Source data:
____

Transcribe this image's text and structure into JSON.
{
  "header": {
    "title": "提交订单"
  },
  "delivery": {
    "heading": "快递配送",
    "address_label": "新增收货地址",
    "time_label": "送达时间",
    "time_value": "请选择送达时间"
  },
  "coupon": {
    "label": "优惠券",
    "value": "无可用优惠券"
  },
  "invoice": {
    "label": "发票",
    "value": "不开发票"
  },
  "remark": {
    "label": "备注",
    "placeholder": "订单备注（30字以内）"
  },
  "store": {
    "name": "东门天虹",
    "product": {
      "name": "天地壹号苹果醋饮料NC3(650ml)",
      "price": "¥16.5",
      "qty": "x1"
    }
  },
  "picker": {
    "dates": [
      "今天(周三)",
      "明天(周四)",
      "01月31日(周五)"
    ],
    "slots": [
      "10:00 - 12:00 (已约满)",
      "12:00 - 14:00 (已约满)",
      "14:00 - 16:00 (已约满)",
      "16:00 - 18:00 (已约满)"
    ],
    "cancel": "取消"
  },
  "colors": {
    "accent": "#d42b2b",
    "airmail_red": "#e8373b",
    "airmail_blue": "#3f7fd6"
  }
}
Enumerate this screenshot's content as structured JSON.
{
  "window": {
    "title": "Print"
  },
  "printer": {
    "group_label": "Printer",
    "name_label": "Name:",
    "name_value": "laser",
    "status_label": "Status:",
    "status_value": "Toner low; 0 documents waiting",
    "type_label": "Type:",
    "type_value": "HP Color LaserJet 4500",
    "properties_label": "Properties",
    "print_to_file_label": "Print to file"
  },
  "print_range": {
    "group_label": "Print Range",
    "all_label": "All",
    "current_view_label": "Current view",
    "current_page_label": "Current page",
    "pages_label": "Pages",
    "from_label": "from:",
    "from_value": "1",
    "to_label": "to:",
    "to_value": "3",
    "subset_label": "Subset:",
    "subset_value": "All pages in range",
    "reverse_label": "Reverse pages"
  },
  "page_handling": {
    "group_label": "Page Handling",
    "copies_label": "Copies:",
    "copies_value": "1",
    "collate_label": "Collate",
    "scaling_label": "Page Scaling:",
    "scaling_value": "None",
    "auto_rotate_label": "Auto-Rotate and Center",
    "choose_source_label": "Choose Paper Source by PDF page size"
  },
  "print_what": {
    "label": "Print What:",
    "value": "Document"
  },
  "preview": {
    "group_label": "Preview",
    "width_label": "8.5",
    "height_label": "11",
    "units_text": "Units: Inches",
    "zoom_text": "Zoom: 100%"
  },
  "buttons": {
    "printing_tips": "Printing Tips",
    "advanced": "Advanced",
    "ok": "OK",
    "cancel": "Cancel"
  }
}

____

Work instructions - Extract the full listing above without alteration.

The answer -
Transcribe this image's text and structure into JSON.
{
  "header": {
    "title": "提交订单"
  },
  "delivery": {
    "heading": "快递配送",
    "address_label": "新增收货地址",
    "time_label": "送达时间",
    "time_value": "请选择送达时间"
  },
  "coupon": {
    "label": "优惠券",
    "value": "无可用优惠券"
  },
  "invoice": {
    "label": "发票",
    "value": "不开发票"
  },
  "remark": {
    "label": "备注",
    "placeholder": "订单备注（30字以内）"
  },
  "store": {
    "name": "东门天虹",
    "product": {
      "name": "天地壹号苹果醋饮料NC3(650ml)",
      "price": "¥16.5",
      "qty": "x1"
    }
  },
  "picker": {
    "dates": [
      "今天(周三)",
      "明天(周四)",
      "01月31日(周五)"
    ],
    "slots": [
      "10:00 - 12:00 (已约满)",
      "12:00 - 14:00 (已约满)",
      "14:00 - 16:00 (已约满)",
      "16:00 - 18:00 (已约满)"
    ],
    "cancel": "取消"
  },
  "colors": {
    "accent": "#d42b2b",
    "airmail_red": "#e8373b",
    "airmail_blue": "#3f7fd6"
  }
}
Enumerate this screenshot's content as structured JSON.
{
  "window": {
    "title": "Print"
  },
  "printer": {
    "group_label": "Printer",
    "name_label": "Name:",
    "name_value": "laser",
    "status_label": "Status:",
    "status_value": "Toner low; 0 documents waiting",
    "type_label": "Type:",
    "type_value": "HP Color LaserJet 4500",
    "properties_label": "Properties",
    "print_to_file_label": "Print to file"
  },
  "print_range": {
    "group_label": "Print Range",
    "all_label": "All",
    "current_view_label": "Current view",
    "current_page_label": "Current page",
    "pages_label": "Pages",
    "from_label": "from:",
    "from_value": "1",
    "to_label": "to:",
    "to_value": "3",
    "subset_label": "Subset:",
    "subset_value": "All pages in range",
    "reverse_label": "Reverse pages"
  },
  "page_handling": {
    "group_label": "Page Handling",
    "copies_label": "Copies:",
    "copies_value": "1",
    "collate_label": "Collate",
    "scaling_label": "Page Scaling:",
    "scaling_value": "None",
    "auto_rotate_label": "Auto-Rotate and Center",
    "choose_source_label": "Choose Paper Source by PDF page size"
  },
  "print_what": {
    "label": "Print What:",
    "value": "Document"
  },
  "preview": {
    "group_label": "Preview",
    "width_label": "8.5",
    "height_label": "11",
    "units_text": "Units: Inches",
    "zoom_text": "Zoom: 100%"
  },
  "buttons": {
    "printing_tips": "Printing Tips",
    "advanced": "Advanced",
    "ok": "OK",
    "cancel": "Cancel"
  }
}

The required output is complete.